[Extracted records]
______
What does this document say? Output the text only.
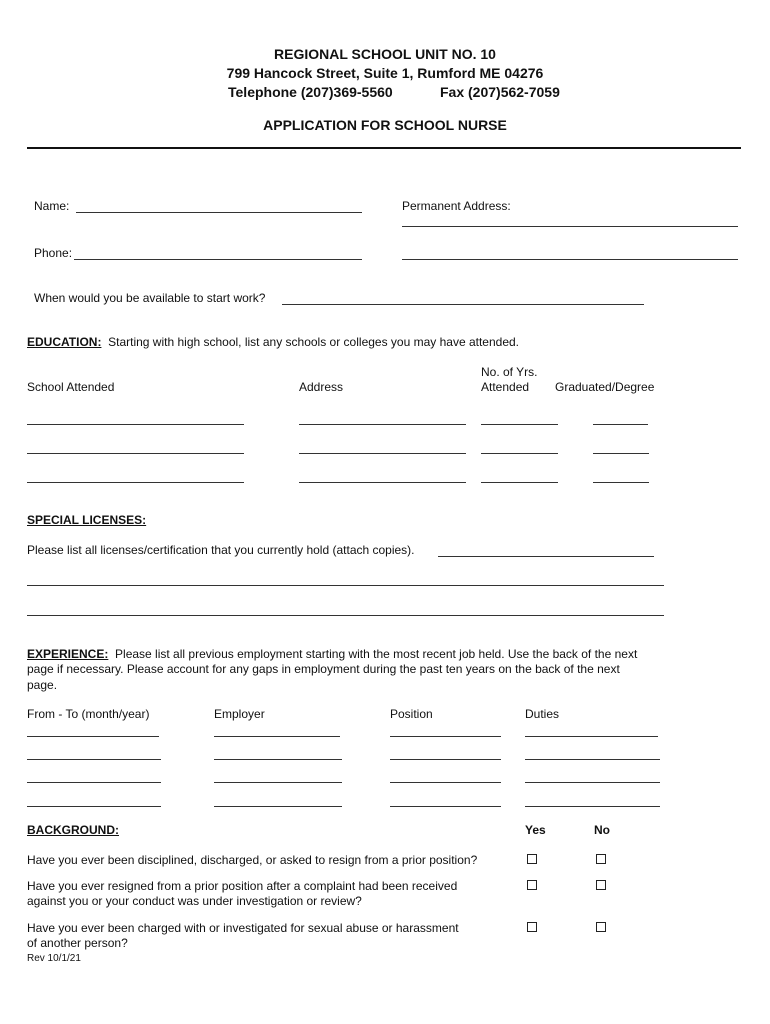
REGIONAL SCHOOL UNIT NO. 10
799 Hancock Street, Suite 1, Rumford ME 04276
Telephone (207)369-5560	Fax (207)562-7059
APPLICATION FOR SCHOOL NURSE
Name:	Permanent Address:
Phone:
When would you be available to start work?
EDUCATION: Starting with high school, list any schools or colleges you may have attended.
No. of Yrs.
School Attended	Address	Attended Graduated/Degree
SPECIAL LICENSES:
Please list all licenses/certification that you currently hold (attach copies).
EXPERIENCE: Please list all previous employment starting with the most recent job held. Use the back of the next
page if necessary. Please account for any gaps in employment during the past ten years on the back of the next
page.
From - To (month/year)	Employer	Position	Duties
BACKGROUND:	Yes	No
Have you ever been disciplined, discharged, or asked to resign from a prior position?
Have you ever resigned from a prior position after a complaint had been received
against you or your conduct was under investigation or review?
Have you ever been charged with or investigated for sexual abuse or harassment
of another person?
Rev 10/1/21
______
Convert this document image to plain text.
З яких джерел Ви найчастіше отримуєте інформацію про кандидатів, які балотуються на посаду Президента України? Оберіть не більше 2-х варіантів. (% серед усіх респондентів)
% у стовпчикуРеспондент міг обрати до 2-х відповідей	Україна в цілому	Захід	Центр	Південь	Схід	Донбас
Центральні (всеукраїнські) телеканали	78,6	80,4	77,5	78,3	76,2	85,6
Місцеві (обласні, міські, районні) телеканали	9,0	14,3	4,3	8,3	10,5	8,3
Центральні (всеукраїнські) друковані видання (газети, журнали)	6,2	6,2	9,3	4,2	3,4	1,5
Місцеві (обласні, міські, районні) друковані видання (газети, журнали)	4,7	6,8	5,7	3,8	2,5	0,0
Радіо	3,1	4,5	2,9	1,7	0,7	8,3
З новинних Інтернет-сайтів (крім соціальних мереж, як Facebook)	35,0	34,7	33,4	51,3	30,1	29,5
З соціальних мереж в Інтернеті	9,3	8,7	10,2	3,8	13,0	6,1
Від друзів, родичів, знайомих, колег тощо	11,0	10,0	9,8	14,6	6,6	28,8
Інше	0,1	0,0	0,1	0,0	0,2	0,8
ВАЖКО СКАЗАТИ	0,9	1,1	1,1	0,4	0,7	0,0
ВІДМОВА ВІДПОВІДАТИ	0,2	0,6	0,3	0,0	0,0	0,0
______
Copy each line holding the word "обласні" from the listing above.

Місцеві (обласні, міські, районні) телеканали	9,0	14,3	4,3	8,3	10,5	8,3
Місцеві (обласні, міські, районні) друковані видання (газети, журнали)	4,7	6,8	5,7	3,8	2,5	0,0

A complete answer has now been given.